AIM OF THE EXERCISE: Take each line containing "right" and report it exactly as written.

[Source records]
-=-=-

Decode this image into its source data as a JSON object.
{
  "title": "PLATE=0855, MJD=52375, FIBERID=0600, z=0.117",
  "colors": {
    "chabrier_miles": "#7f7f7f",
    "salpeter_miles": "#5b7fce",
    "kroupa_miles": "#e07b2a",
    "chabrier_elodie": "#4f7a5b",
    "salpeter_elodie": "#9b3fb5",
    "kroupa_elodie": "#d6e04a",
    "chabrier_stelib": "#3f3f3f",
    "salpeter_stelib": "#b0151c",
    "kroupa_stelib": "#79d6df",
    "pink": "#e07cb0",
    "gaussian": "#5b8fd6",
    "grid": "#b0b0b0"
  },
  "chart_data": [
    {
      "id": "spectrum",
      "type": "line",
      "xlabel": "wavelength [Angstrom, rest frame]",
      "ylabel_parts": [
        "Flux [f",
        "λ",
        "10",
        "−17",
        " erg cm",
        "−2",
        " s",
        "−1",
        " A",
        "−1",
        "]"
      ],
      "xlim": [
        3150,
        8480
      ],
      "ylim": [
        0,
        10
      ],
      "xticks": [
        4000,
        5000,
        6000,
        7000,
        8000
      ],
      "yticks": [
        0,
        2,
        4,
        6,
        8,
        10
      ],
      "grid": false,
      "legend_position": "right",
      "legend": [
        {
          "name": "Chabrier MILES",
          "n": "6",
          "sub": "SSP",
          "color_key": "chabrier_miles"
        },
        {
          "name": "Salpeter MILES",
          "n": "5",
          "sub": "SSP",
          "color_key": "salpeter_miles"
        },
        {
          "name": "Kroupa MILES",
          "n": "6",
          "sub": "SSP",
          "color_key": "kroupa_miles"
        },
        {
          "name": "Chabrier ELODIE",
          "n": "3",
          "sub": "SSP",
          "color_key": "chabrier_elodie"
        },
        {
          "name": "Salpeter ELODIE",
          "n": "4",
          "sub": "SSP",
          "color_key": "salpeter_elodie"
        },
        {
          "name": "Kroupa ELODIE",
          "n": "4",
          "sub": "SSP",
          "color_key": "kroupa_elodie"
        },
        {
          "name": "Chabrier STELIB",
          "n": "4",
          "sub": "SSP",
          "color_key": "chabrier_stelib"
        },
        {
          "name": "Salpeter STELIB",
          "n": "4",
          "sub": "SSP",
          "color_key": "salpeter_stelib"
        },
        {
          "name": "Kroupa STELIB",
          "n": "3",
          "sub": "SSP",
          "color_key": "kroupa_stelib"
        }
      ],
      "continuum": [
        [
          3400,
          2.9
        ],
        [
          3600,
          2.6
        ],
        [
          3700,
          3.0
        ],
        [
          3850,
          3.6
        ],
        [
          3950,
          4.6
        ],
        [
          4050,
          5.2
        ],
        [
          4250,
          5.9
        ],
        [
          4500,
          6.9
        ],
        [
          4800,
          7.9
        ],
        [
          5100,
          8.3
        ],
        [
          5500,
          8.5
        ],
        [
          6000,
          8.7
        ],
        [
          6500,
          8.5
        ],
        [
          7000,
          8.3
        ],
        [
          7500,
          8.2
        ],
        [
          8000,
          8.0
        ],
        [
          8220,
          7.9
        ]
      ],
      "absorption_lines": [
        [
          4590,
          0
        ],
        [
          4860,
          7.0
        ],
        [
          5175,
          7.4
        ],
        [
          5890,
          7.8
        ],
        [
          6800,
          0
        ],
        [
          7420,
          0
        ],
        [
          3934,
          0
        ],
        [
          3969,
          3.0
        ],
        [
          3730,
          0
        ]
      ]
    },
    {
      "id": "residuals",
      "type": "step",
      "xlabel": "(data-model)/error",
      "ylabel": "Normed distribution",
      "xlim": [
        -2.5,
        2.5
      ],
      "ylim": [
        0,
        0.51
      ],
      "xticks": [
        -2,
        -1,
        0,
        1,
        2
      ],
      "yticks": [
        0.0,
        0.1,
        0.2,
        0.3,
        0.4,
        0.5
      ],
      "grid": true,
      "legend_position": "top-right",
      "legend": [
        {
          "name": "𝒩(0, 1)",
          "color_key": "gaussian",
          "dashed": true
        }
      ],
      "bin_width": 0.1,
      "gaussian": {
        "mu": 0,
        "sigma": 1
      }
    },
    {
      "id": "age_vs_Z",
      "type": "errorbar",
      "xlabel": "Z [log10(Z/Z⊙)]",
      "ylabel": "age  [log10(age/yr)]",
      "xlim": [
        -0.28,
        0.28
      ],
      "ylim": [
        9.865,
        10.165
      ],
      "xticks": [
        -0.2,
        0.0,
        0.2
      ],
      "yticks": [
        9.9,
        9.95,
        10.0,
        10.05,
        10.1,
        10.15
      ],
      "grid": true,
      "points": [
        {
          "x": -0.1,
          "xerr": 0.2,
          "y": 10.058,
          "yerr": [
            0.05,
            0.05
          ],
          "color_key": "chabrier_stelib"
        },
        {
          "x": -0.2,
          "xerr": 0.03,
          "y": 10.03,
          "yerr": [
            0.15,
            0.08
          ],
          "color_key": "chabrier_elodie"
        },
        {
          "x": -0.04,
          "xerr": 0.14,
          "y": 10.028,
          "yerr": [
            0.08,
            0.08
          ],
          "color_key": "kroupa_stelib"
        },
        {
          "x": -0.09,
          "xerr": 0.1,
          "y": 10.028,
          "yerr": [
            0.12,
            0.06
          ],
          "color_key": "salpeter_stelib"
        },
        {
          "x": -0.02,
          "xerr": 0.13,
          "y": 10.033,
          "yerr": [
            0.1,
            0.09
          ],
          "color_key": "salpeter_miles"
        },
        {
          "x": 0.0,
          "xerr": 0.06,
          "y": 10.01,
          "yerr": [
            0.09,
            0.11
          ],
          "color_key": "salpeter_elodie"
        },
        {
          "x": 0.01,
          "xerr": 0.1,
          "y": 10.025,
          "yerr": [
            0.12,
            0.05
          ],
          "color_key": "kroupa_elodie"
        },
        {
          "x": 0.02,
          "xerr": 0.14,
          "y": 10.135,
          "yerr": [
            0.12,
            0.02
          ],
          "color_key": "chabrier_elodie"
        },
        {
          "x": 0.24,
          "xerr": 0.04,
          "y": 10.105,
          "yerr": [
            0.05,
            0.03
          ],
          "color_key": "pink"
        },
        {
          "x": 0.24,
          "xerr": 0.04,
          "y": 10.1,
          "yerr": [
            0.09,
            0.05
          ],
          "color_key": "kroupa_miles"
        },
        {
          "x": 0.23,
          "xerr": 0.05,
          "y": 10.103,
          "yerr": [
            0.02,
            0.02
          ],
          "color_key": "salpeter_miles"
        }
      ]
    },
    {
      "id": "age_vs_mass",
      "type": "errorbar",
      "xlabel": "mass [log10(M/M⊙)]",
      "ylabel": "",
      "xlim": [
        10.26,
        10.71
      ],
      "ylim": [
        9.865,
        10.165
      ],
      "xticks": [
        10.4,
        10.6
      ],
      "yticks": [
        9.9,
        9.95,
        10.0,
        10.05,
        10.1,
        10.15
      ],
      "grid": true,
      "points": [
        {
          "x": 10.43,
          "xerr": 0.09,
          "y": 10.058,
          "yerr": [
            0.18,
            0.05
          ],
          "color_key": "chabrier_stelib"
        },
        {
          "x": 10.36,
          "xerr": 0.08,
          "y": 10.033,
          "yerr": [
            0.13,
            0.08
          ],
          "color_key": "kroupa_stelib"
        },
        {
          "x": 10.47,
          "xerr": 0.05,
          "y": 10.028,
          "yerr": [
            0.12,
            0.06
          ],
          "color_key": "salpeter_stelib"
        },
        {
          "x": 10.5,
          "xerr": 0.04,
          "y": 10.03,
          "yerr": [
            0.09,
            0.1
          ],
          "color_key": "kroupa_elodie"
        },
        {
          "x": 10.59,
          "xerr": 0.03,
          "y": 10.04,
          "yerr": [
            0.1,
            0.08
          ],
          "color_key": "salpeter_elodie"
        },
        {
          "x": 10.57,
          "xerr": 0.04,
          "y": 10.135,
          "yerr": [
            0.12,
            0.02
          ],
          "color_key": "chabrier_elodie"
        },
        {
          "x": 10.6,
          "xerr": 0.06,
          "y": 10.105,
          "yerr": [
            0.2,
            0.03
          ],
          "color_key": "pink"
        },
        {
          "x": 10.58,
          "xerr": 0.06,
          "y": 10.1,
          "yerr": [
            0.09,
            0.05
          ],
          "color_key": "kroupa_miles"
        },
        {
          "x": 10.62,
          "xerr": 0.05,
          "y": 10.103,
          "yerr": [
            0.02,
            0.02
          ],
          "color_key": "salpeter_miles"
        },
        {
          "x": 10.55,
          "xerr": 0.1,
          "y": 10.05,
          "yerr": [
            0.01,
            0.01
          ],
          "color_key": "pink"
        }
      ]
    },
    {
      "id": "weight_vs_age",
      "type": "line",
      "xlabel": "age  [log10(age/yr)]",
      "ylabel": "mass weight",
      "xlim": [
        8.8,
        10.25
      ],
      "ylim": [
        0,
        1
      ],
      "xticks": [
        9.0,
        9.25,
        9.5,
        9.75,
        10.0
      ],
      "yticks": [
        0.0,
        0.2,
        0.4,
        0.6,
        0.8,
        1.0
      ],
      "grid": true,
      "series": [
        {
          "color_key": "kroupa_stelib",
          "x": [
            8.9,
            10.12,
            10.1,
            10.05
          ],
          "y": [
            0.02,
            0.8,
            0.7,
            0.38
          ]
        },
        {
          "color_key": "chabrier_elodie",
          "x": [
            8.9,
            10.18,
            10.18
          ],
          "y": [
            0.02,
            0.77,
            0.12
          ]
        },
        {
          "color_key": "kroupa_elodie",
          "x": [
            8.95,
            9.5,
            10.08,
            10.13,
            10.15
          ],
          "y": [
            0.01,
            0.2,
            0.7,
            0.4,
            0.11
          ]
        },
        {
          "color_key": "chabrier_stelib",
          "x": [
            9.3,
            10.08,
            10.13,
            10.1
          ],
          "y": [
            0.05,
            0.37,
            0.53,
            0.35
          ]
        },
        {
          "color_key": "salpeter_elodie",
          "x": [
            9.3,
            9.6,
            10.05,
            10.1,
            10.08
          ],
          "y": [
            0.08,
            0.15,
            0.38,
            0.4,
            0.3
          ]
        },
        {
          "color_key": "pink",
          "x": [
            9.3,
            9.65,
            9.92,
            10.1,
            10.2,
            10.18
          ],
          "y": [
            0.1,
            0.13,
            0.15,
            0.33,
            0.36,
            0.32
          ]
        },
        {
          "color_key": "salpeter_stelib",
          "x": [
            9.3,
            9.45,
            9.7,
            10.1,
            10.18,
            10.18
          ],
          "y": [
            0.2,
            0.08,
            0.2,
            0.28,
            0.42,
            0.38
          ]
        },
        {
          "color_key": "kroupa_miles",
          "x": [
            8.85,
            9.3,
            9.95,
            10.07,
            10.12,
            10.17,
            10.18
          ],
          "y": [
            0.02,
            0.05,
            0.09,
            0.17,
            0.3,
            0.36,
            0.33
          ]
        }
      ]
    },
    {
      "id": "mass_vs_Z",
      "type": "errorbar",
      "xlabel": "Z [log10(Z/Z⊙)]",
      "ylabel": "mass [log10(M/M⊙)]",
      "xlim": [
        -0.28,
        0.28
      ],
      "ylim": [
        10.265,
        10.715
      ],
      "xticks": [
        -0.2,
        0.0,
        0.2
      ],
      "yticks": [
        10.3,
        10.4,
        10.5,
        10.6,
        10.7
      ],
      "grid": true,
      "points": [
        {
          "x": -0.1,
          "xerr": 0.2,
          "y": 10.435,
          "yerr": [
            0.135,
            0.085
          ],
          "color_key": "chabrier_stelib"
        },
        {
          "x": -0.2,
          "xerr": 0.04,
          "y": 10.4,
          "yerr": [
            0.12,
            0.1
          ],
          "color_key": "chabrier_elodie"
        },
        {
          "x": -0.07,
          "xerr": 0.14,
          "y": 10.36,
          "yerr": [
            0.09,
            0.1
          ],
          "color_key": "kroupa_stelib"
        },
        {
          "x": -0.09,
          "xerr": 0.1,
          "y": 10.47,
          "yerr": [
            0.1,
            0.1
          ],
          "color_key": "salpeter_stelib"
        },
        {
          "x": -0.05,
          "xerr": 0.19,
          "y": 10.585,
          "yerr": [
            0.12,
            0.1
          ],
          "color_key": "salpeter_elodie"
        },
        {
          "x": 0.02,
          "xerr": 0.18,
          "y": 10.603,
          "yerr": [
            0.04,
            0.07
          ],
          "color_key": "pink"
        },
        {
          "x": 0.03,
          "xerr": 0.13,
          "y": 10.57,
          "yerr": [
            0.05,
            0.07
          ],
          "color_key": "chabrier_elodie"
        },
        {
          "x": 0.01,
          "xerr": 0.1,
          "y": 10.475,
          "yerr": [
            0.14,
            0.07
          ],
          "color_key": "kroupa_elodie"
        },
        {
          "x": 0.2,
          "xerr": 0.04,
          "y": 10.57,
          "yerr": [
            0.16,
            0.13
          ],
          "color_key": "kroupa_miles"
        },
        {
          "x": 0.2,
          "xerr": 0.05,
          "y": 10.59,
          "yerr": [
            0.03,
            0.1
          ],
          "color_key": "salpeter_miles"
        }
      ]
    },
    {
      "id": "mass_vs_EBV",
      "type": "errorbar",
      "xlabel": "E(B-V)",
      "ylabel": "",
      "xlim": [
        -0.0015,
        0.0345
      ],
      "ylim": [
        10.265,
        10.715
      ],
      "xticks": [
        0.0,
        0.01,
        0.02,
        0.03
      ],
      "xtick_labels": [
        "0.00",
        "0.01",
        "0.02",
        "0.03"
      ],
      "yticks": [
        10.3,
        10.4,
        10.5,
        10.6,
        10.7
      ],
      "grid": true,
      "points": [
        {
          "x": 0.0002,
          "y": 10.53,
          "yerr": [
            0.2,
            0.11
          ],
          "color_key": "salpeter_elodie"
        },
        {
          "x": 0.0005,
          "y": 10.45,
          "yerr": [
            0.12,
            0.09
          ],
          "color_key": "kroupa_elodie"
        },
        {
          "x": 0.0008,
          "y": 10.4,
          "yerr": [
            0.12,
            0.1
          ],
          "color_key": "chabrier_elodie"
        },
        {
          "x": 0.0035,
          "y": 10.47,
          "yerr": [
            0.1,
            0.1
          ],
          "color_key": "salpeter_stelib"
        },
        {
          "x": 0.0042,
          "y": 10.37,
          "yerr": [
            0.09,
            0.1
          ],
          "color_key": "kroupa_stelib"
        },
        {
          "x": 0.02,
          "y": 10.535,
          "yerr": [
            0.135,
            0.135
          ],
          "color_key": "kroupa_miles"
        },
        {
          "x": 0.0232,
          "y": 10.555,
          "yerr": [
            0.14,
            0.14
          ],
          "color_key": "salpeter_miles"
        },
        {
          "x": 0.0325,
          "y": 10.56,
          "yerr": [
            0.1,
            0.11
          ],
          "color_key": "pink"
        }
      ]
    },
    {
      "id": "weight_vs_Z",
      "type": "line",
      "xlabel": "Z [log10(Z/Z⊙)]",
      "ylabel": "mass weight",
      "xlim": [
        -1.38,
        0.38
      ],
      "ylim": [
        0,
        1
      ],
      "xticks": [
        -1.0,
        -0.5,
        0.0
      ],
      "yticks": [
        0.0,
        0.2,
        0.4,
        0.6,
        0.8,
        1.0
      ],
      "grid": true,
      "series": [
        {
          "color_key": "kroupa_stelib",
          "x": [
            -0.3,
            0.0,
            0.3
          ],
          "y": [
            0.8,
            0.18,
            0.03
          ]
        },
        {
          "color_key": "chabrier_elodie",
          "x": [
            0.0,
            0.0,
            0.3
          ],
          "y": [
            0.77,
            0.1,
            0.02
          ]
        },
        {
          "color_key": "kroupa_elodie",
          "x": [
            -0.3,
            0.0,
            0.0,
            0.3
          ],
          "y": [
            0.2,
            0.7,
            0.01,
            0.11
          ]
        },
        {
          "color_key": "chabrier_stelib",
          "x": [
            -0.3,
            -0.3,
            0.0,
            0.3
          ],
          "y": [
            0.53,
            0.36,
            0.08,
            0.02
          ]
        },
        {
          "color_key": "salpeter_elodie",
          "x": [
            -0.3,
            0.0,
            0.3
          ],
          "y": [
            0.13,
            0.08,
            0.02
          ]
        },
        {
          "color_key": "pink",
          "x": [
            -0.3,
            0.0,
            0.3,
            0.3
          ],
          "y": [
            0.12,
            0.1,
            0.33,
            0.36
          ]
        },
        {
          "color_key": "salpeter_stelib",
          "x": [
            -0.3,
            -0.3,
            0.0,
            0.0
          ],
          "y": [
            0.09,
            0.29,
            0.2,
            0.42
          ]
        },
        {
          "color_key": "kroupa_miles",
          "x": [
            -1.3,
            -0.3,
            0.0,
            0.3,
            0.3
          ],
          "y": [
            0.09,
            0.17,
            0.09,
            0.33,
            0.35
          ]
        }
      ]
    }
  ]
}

-=-=-

SOLUTION FOR THIS PROBLEM:
      "legend_position": "right",
      "legend_position": "top-right",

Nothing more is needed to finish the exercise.